** Begin Extracted data **

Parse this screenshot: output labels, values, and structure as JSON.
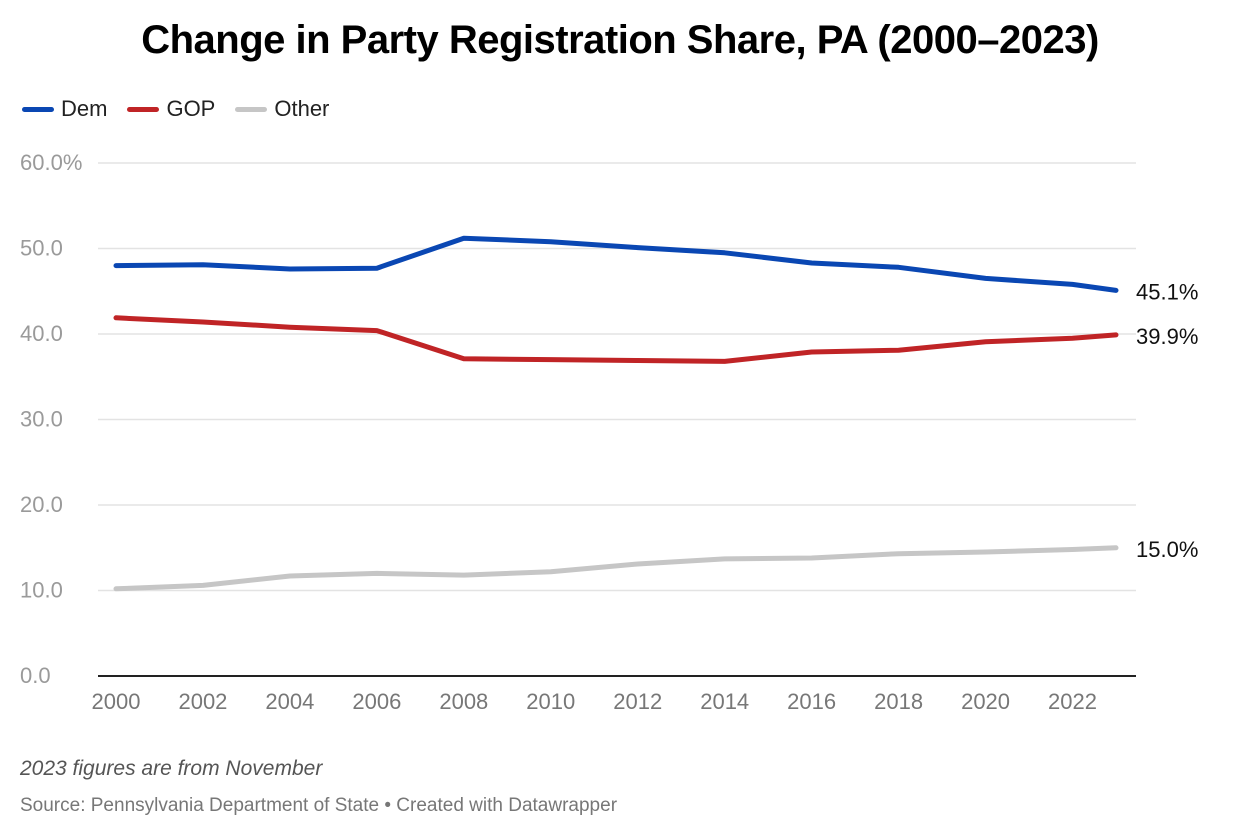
{
  "header": {
    "title": "Change in Party Registration Share, PA (2000–2023)"
  },
  "colors": {
    "dem": "#0a47b3",
    "gop": "#c02426",
    "other": "#c6c6c6",
    "grid": "#e3e3e3",
    "axis_text": "#9a9a9a"
  },
  "chart_data": {
    "type": "line",
    "title": "Change in Party Registration Share, PA (2000–2023)",
    "xlabel": "",
    "ylabel": "",
    "xlim": [
      2000,
      2023
    ],
    "ylim": [
      0,
      60
    ],
    "grid": true,
    "legend_position": "top-left",
    "x_ticks": [
      2000,
      2002,
      2004,
      2006,
      2008,
      2010,
      2012,
      2014,
      2016,
      2018,
      2020,
      2022
    ],
    "y_ticks": [
      {
        "value": 0,
        "label": "0.0"
      },
      {
        "value": 10,
        "label": "10.0"
      },
      {
        "value": 20,
        "label": "20.0"
      },
      {
        "value": 30,
        "label": "30.0"
      },
      {
        "value": 40,
        "label": "40.0"
      },
      {
        "value": 50,
        "label": "50.0"
      },
      {
        "value": 60,
        "label": "60.0%"
      }
    ],
    "x": [
      2000,
      2002,
      2004,
      2006,
      2008,
      2010,
      2012,
      2014,
      2016,
      2018,
      2020,
      2022,
      2023
    ],
    "series": [
      {
        "name": "Dem",
        "color_key": "dem",
        "values": [
          48.0,
          48.1,
          47.6,
          47.7,
          51.2,
          50.8,
          50.1,
          49.5,
          48.3,
          47.8,
          46.5,
          45.8,
          45.1
        ],
        "end_label": "45.1%"
      },
      {
        "name": "GOP",
        "color_key": "gop",
        "values": [
          41.9,
          41.4,
          40.8,
          40.4,
          37.1,
          37.0,
          36.9,
          36.8,
          37.9,
          38.1,
          39.1,
          39.5,
          39.9
        ],
        "end_label": "39.9%"
      },
      {
        "name": "Other",
        "color_key": "other",
        "values": [
          10.2,
          10.6,
          11.7,
          12.0,
          11.8,
          12.2,
          13.1,
          13.7,
          13.8,
          14.3,
          14.5,
          14.8,
          15.0
        ],
        "end_label": "15.0%"
      }
    ]
  },
  "footer": {
    "note": "2023 figures are from November",
    "source": "Source: Pennsylvania Department of State • Created with Datawrapper"
  }
}
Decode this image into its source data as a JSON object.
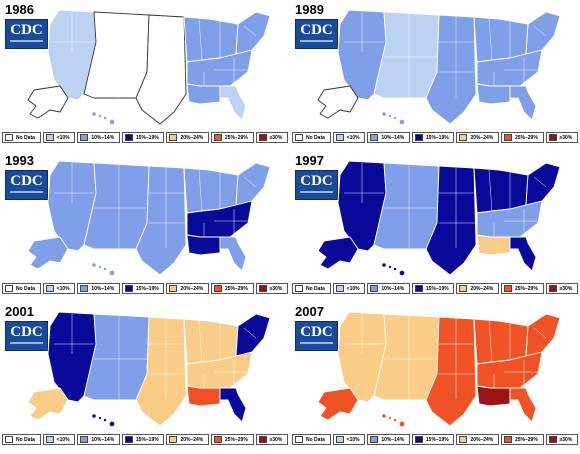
{
  "legend": [
    {
      "label": "No Data",
      "color": "#ffffff"
    },
    {
      "label": "<10%",
      "color": "#bcd2f2"
    },
    {
      "label": "10%–14%",
      "color": "#7f9fe8"
    },
    {
      "label": "15%–19%",
      "color": "#0a0a9a"
    },
    {
      "label": "20%–24%",
      "color": "#f9cc88"
    },
    {
      "label": "25%–29%",
      "color": "#ef5325"
    },
    {
      "label": "≥30%",
      "color": "#9b1414"
    }
  ],
  "logo_text": "CDC",
  "panels": [
    {
      "year": "1986",
      "region_level": {
        "west": 1,
        "mountain": 0,
        "plains": 0,
        "midwest": 2,
        "south": 2,
        "deep_south": 2,
        "northeast": 2,
        "florida": 1,
        "alaska": 0,
        "hawaii": 2
      }
    },
    {
      "year": "1989",
      "region_level": {
        "west": 2,
        "mountain": 1,
        "plains": 2,
        "midwest": 2,
        "south": 2,
        "deep_south": 2,
        "northeast": 2,
        "florida": 2,
        "alaska": 0,
        "hawaii": 2
      }
    },
    {
      "year": "1993",
      "region_level": {
        "west": 2,
        "mountain": 2,
        "plains": 2,
        "midwest": 2,
        "south": 3,
        "deep_south": 3,
        "northeast": 2,
        "florida": 2,
        "alaska": 2,
        "hawaii": 2
      }
    },
    {
      "year": "1997",
      "region_level": {
        "west": 3,
        "mountain": 2,
        "plains": 3,
        "midwest": 3,
        "south": 2,
        "deep_south": 4,
        "northeast": 3,
        "florida": 3,
        "alaska": 3,
        "hawaii": 3
      }
    },
    {
      "year": "2001",
      "region_level": {
        "west": 3,
        "mountain": 2,
        "plains": 4,
        "midwest": 4,
        "south": 4,
        "deep_south": 5,
        "northeast": 3,
        "florida": 3,
        "alaska": 4,
        "hawaii": 3
      }
    },
    {
      "year": "2007",
      "region_level": {
        "west": 4,
        "mountain": 4,
        "plains": 5,
        "midwest": 5,
        "south": 5,
        "deep_south": 6,
        "northeast": 5,
        "florida": 5,
        "alaska": 5,
        "hawaii": 5
      }
    }
  ]
}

** End Extracted data **

Exercise details.
Search the records for the word "year" and copy every line where it occurs.

Written solution.
      "year": "1986",
      "year": "1989",
      "year": "1993",
      "year": "1997",
      "year": "2001",
      "year": "2007",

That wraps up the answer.